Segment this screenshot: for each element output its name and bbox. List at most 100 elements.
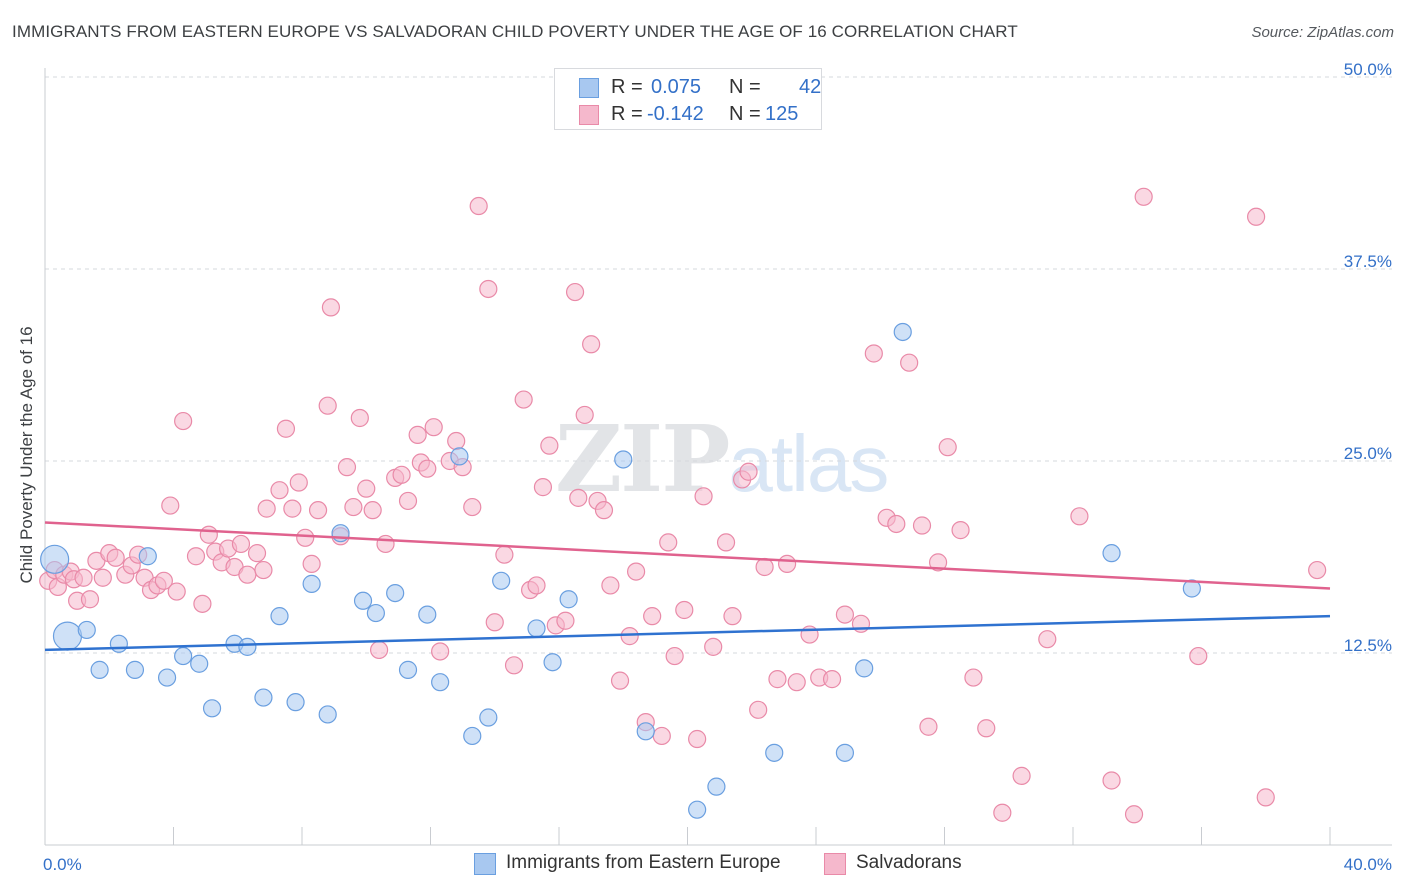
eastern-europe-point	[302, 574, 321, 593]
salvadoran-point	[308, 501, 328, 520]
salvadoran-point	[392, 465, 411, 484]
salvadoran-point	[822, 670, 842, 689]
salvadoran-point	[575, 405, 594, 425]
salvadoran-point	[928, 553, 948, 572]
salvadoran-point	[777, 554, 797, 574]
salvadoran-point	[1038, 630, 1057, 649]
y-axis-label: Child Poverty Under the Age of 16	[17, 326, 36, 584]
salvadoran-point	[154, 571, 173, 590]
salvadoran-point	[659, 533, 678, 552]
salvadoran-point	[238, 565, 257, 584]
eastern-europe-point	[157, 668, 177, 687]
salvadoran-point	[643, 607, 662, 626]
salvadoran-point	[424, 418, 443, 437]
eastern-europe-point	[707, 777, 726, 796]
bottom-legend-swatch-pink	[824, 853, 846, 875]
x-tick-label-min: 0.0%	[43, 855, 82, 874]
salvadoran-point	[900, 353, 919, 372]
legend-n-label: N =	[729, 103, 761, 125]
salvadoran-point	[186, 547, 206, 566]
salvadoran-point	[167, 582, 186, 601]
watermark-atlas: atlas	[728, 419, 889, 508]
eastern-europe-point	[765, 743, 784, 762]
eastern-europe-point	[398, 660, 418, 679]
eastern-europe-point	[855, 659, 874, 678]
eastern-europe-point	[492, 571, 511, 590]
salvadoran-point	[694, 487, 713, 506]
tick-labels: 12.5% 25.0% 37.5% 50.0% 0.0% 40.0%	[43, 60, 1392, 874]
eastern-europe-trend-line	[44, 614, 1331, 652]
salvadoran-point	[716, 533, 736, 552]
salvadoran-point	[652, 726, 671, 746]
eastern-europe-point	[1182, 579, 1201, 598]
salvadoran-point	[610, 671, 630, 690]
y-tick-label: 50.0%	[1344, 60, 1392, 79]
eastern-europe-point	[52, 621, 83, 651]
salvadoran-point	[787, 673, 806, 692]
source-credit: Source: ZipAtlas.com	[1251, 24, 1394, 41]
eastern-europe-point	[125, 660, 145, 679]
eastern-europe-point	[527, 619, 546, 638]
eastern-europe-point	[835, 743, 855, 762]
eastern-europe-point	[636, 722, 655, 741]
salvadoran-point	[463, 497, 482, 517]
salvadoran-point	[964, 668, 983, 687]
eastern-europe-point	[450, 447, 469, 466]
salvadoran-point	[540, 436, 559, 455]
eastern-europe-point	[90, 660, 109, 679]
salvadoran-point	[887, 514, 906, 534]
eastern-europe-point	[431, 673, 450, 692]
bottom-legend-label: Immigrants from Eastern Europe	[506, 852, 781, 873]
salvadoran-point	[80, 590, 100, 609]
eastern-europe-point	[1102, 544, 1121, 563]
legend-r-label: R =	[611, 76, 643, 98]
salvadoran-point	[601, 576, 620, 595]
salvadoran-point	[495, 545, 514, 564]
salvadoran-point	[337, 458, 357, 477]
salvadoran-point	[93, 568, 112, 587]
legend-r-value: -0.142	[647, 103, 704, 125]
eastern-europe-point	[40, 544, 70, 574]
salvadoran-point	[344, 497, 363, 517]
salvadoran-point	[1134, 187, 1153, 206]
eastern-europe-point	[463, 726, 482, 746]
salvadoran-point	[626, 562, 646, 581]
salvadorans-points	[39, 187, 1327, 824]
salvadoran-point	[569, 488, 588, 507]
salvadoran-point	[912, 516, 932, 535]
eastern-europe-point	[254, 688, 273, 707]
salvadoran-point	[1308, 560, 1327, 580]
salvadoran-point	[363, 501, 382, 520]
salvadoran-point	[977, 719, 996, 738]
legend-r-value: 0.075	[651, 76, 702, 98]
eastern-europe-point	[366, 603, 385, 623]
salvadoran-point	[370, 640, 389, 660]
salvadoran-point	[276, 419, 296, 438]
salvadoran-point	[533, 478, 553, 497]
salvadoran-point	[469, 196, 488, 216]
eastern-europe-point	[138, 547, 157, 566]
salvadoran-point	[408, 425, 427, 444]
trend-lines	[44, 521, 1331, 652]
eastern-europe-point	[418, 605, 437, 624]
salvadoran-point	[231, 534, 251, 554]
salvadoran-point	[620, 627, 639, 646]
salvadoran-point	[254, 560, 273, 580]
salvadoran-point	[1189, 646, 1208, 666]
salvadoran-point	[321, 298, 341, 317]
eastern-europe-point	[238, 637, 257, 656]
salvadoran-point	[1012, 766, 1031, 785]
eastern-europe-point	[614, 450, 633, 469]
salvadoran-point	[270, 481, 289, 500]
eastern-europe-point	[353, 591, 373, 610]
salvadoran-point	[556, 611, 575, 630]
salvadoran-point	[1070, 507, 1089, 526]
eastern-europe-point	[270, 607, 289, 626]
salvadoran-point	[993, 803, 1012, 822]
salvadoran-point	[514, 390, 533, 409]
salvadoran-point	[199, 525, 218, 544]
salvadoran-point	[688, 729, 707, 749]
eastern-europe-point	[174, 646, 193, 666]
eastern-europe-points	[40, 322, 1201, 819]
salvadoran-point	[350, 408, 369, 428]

-*-*-

Work required:
Locate every line in the records above that contains the word "tick" and copy each such line in full.

Exercise result:
x-tick-label-min: 0.0%	[43, 855, 82, 874]
tick-labels: 12.5% 25.0% 37.5% 50.0% 0.0% 40.0%	[43, 60, 1392, 874]
y-tick-label: 50.0%	[1344, 60, 1392, 79]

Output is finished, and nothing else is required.